## TASK TO CARRY OUT
Gather up every line from the entries below that uses the word "JSON".

## RECORD EXCERPTS
———
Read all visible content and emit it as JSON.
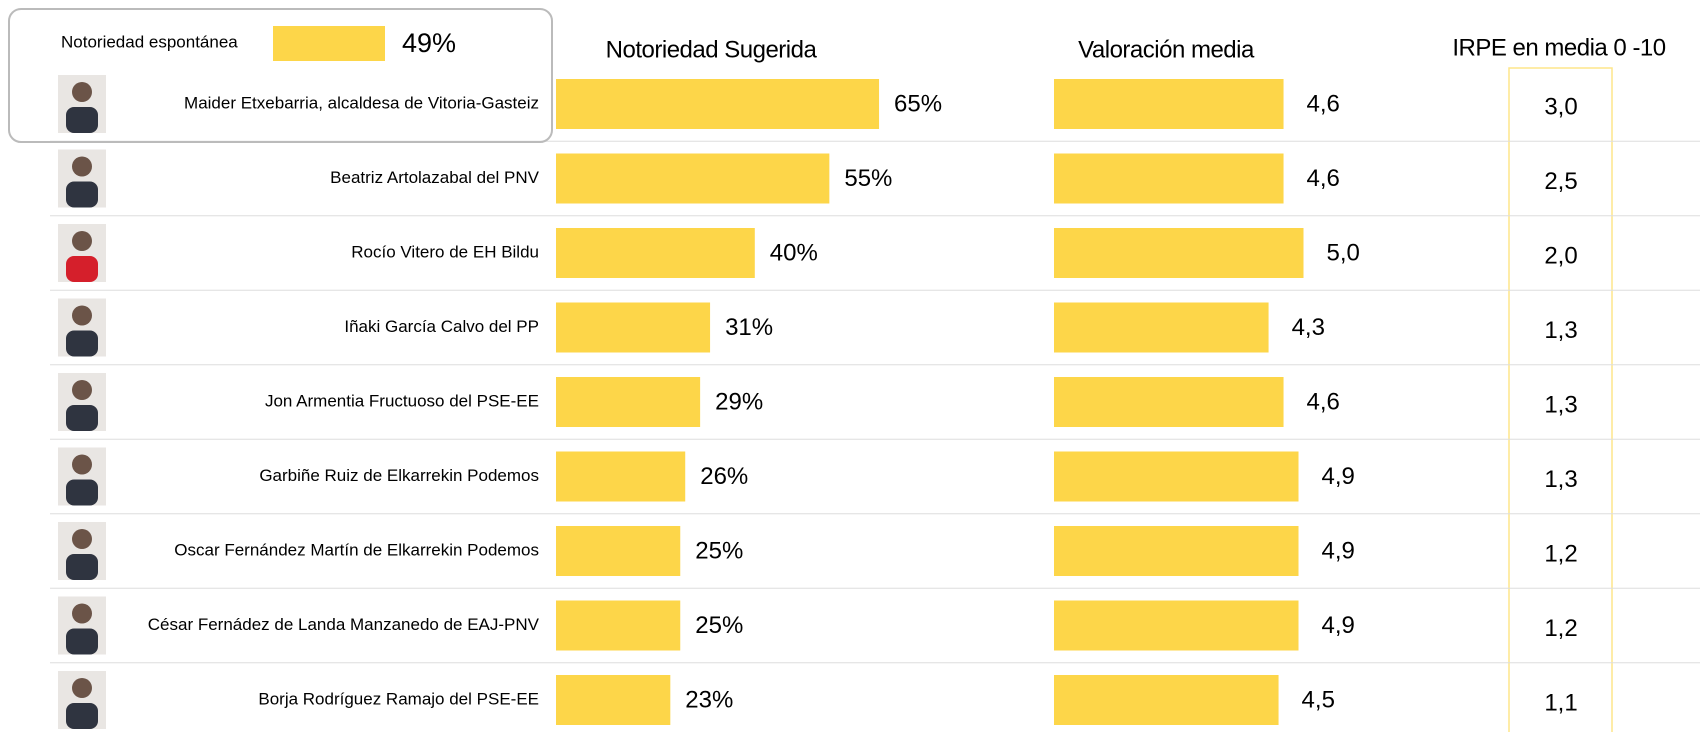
{
  "legend": {
    "label": "Notoriedad espontánea",
    "value": "49%"
  },
  "columns": [
    "Notoriedad Sugerida",
    "Valoración  media",
    "IRPE en media 0 -10"
  ],
  "color": "#fdd649",
  "rows": [
    {
      "name": "Maider Etxebarria, alcaldesa de Vitoria-Gasteiz",
      "sugerida": 65,
      "sugerida_label": "65%",
      "valoracion": 4.6,
      "valoracion_label": "4,6",
      "irpe": "3,0"
    },
    {
      "name": "Beatriz Artolazabal del PNV",
      "sugerida": 55,
      "sugerida_label": "55%",
      "valoracion": 4.6,
      "valoracion_label": "4,6",
      "irpe": "2,5"
    },
    {
      "name": "Rocío Vitero de EH Bildu",
      "sugerida": 40,
      "sugerida_label": "40%",
      "valoracion": 5.0,
      "valoracion_label": "5,0",
      "irpe": "2,0"
    },
    {
      "name": "Iñaki García Calvo del PP",
      "sugerida": 31,
      "sugerida_label": "31%",
      "valoracion": 4.3,
      "valoracion_label": "4,3",
      "irpe": "1,3"
    },
    {
      "name": "Jon Armentia Fructuoso del PSE-EE",
      "sugerida": 29,
      "sugerida_label": "29%",
      "valoracion": 4.6,
      "valoracion_label": "4,6",
      "irpe": "1,3"
    },
    {
      "name": "Garbiñe Ruiz de Elkarrekin Podemos",
      "sugerida": 26,
      "sugerida_label": "26%",
      "valoracion": 4.9,
      "valoracion_label": "4,9",
      "irpe": "1,3"
    },
    {
      "name": "Oscar Fernández Martín de Elkarrekin Podemos",
      "sugerida": 25,
      "sugerida_label": "25%",
      "valoracion": 4.9,
      "valoracion_label": "4,9",
      "irpe": "1,2"
    },
    {
      "name": "César Fernádez de Landa Manzanedo de EAJ-PNV",
      "sugerida": 25,
      "sugerida_label": "25%",
      "valoracion": 4.9,
      "valoracion_label": "4,9",
      "irpe": "1,2"
    },
    {
      "name": "Borja Rodríguez Ramajo del PSE-EE",
      "sugerida": 23,
      "sugerida_label": "23%",
      "valoracion": 4.5,
      "valoracion_label": "4,5",
      "irpe": "1,1"
    }
  ]
}
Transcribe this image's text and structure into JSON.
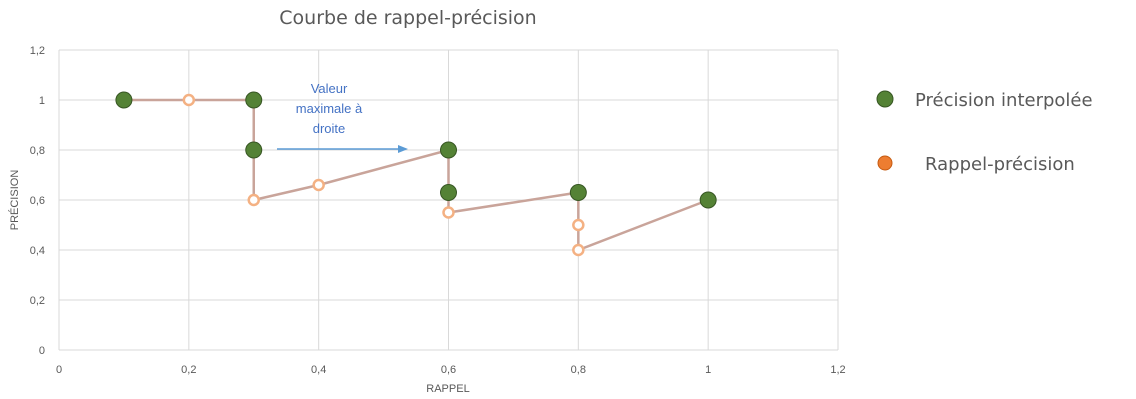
{
  "chart_data": {
    "type": "scatter",
    "title": "Courbe de rappel-précision",
    "xlabel": "RAPPEL",
    "ylabel": "PRÉCISION",
    "xlim": [
      0,
      1.2
    ],
    "ylim": [
      0,
      1.2
    ],
    "x_ticks": [
      "0",
      "0,2",
      "0,4",
      "0,6",
      "0,8",
      "1",
      "1,2"
    ],
    "y_ticks": [
      "0",
      "0,2",
      "0,4",
      "0,6",
      "0,8",
      "1",
      "1,2"
    ],
    "grid": true,
    "legend_position": "right",
    "annotation": {
      "lines": [
        "Valeur",
        "maximale à",
        "droite"
      ]
    },
    "series": [
      {
        "name": "Précision interpolée",
        "color": "#548235",
        "marker": "filled-circle",
        "line": false,
        "points": [
          [
            0.1,
            1.0
          ],
          [
            0.3,
            1.0
          ],
          [
            0.3,
            0.8
          ],
          [
            0.6,
            0.8
          ],
          [
            0.6,
            0.63
          ],
          [
            0.8,
            0.63
          ],
          [
            1.0,
            0.6
          ]
        ]
      },
      {
        "name": "Rappel-précision",
        "color": "#ed7d31",
        "line_color": "#c9a49a",
        "marker": "hollow-circle",
        "line": true,
        "points": [
          [
            0.1,
            1.0
          ],
          [
            0.2,
            1.0
          ],
          [
            0.3,
            1.0
          ],
          [
            0.3,
            0.6
          ],
          [
            0.4,
            0.66
          ],
          [
            0.6,
            0.8
          ],
          [
            0.6,
            0.55
          ],
          [
            0.8,
            0.63
          ],
          [
            0.8,
            0.5
          ],
          [
            0.8,
            0.4
          ],
          [
            1.0,
            0.6
          ]
        ]
      }
    ]
  }
}
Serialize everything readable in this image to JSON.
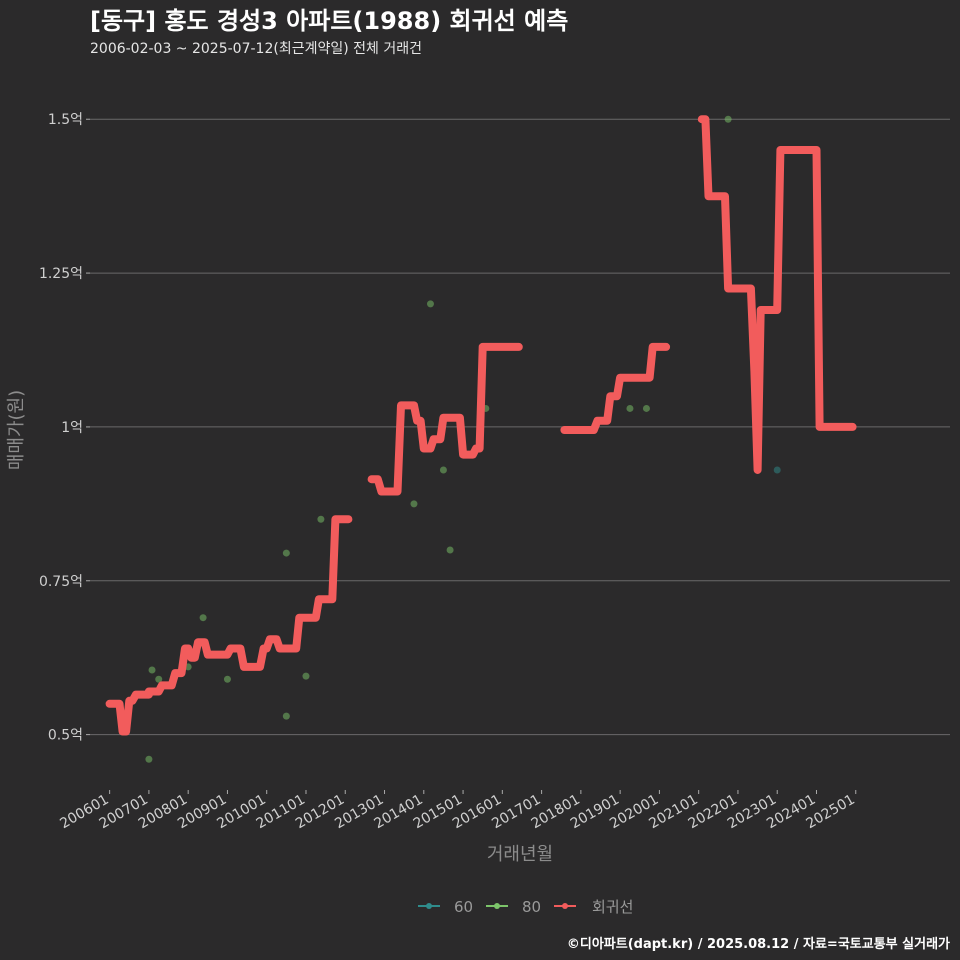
{
  "chart_data": {
    "type": "line",
    "title": "[동구] 홍도 경성3 아파트(1988) 회귀선 예측",
    "subtitle": "2006-02-03 ~ 2025-07-12(최근계약일) 전체 거래건",
    "xlabel": "거래년월",
    "ylabel": "매매가(원)",
    "caption": "©디아파트(dapt.kr) / 2025.08.12 / 자료=국토교통부 실거래가",
    "ylim": [
      0.41,
      1.58
    ],
    "xlim": [
      2005.5,
      2027.4
    ],
    "y_ticks": [
      {
        "value": 0.5,
        "label": "0.5억"
      },
      {
        "value": 0.75,
        "label": "0.75억"
      },
      {
        "value": 1.0,
        "label": "1억"
      },
      {
        "value": 1.25,
        "label": "1.25억"
      },
      {
        "value": 1.5,
        "label": "1.5억"
      }
    ],
    "x_ticks": [
      {
        "value": 2006.0,
        "label": "200601"
      },
      {
        "value": 2007.0,
        "label": "200701"
      },
      {
        "value": 2008.0,
        "label": "200801"
      },
      {
        "value": 2009.0,
        "label": "200901"
      },
      {
        "value": 2010.0,
        "label": "201001"
      },
      {
        "value": 2011.0,
        "label": "201101"
      },
      {
        "value": 2012.0,
        "label": "201201"
      },
      {
        "value": 2013.0,
        "label": "201301"
      },
      {
        "value": 2014.0,
        "label": "201401"
      },
      {
        "value": 2015.0,
        "label": "201501"
      },
      {
        "value": 2016.0,
        "label": "201601"
      },
      {
        "value": 2017.0,
        "label": "201701"
      },
      {
        "value": 2018.0,
        "label": "201801"
      },
      {
        "value": 2019.0,
        "label": "201901"
      },
      {
        "value": 2020.0,
        "label": "202001"
      },
      {
        "value": 2021.0,
        "label": "202101"
      },
      {
        "value": 2022.0,
        "label": "202201"
      },
      {
        "value": 2023.0,
        "label": "202301"
      },
      {
        "value": 2024.0,
        "label": "202401"
      },
      {
        "value": 2025.0,
        "label": "202501"
      }
    ],
    "legend": [
      {
        "name": "60",
        "color": "#2f8c8c"
      },
      {
        "name": "80",
        "color": "#7cc46a"
      },
      {
        "name": "회귀선",
        "color": "#f25c5c"
      }
    ],
    "series": [
      {
        "name": "60",
        "color": "#2f8c8c",
        "points": [
          [
            2023.0,
            0.93
          ]
        ]
      },
      {
        "name": "80",
        "color": "#7cc46a",
        "points": [
          [
            2007.0,
            0.46
          ],
          [
            2007.08,
            0.605
          ],
          [
            2007.25,
            0.59
          ],
          [
            2008.0,
            0.61
          ],
          [
            2008.38,
            0.69
          ],
          [
            2009.0,
            0.59
          ],
          [
            2010.5,
            0.53
          ],
          [
            2010.5,
            0.795
          ],
          [
            2011.0,
            0.595
          ],
          [
            2011.38,
            0.85
          ],
          [
            2013.75,
            0.875
          ],
          [
            2014.17,
            1.2
          ],
          [
            2014.5,
            0.93
          ],
          [
            2014.67,
            0.8
          ],
          [
            2015.58,
            1.03
          ],
          [
            2019.25,
            1.03
          ],
          [
            2019.67,
            1.03
          ],
          [
            2021.75,
            1.5
          ]
        ]
      },
      {
        "name": "회귀선",
        "color": "#f25c5c",
        "segments": [
          [
            [
              2006.0,
              0.55
            ],
            [
              2006.25,
              0.55
            ],
            [
              2006.33,
              0.505
            ],
            [
              2006.42,
              0.505
            ],
            [
              2006.5,
              0.555
            ],
            [
              2006.58,
              0.555
            ],
            [
              2006.67,
              0.565
            ],
            [
              2007.0,
              0.565
            ],
            [
              2007.0,
              0.57
            ],
            [
              2007.25,
              0.57
            ],
            [
              2007.33,
              0.58
            ],
            [
              2007.58,
              0.58
            ],
            [
              2007.67,
              0.6
            ],
            [
              2007.83,
              0.6
            ],
            [
              2007.92,
              0.64
            ],
            [
              2008.0,
              0.64
            ],
            [
              2008.08,
              0.625
            ],
            [
              2008.17,
              0.625
            ],
            [
              2008.25,
              0.65
            ],
            [
              2008.42,
              0.65
            ],
            [
              2008.5,
              0.63
            ],
            [
              2009.0,
              0.63
            ],
            [
              2009.08,
              0.64
            ],
            [
              2009.33,
              0.64
            ],
            [
              2009.42,
              0.61
            ],
            [
              2009.83,
              0.61
            ],
            [
              2009.92,
              0.64
            ],
            [
              2010.0,
              0.64
            ],
            [
              2010.08,
              0.655
            ],
            [
              2010.25,
              0.655
            ],
            [
              2010.33,
              0.64
            ],
            [
              2010.75,
              0.64
            ],
            [
              2010.83,
              0.69
            ],
            [
              2011.25,
              0.69
            ],
            [
              2011.33,
              0.72
            ],
            [
              2011.67,
              0.72
            ],
            [
              2011.75,
              0.85
            ],
            [
              2012.08,
              0.85
            ]
          ],
          [
            [
              2012.67,
              0.915
            ],
            [
              2012.83,
              0.915
            ],
            [
              2012.92,
              0.895
            ],
            [
              2013.33,
              0.895
            ],
            [
              2013.42,
              1.035
            ],
            [
              2013.75,
              1.035
            ],
            [
              2013.83,
              1.01
            ],
            [
              2013.92,
              1.01
            ],
            [
              2014.0,
              0.965
            ],
            [
              2014.17,
              0.965
            ],
            [
              2014.25,
              0.98
            ],
            [
              2014.42,
              0.98
            ],
            [
              2014.5,
              1.015
            ],
            [
              2014.92,
              1.015
            ],
            [
              2015.0,
              0.955
            ],
            [
              2015.25,
              0.955
            ],
            [
              2015.33,
              0.965
            ],
            [
              2015.42,
              0.965
            ],
            [
              2015.5,
              1.13
            ],
            [
              2016.42,
              1.13
            ]
          ],
          [
            [
              2017.58,
              0.995
            ],
            [
              2018.33,
              0.995
            ],
            [
              2018.42,
              1.01
            ],
            [
              2018.67,
              1.01
            ],
            [
              2018.75,
              1.05
            ],
            [
              2018.92,
              1.05
            ],
            [
              2019.0,
              1.08
            ],
            [
              2019.75,
              1.08
            ],
            [
              2019.83,
              1.13
            ],
            [
              2020.17,
              1.13
            ]
          ],
          [
            [
              2021.08,
              1.5
            ],
            [
              2021.17,
              1.5
            ],
            [
              2021.25,
              1.375
            ],
            [
              2021.67,
              1.375
            ],
            [
              2021.75,
              1.225
            ],
            [
              2022.33,
              1.225
            ],
            [
              2022.42,
              1.09
            ],
            [
              2022.5,
              0.93
            ],
            [
              2022.58,
              1.19
            ],
            [
              2023.0,
              1.19
            ],
            [
              2023.08,
              1.45
            ],
            [
              2024.0,
              1.45
            ],
            [
              2024.08,
              1.0
            ],
            [
              2024.92,
              1.0
            ]
          ]
        ]
      }
    ]
  }
}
———
## TASK SOLUTION
Read all visible content and emit it as JSON.
Transcribe this image's text and structure into JSON.
Serialize everything readable in this image to JSON.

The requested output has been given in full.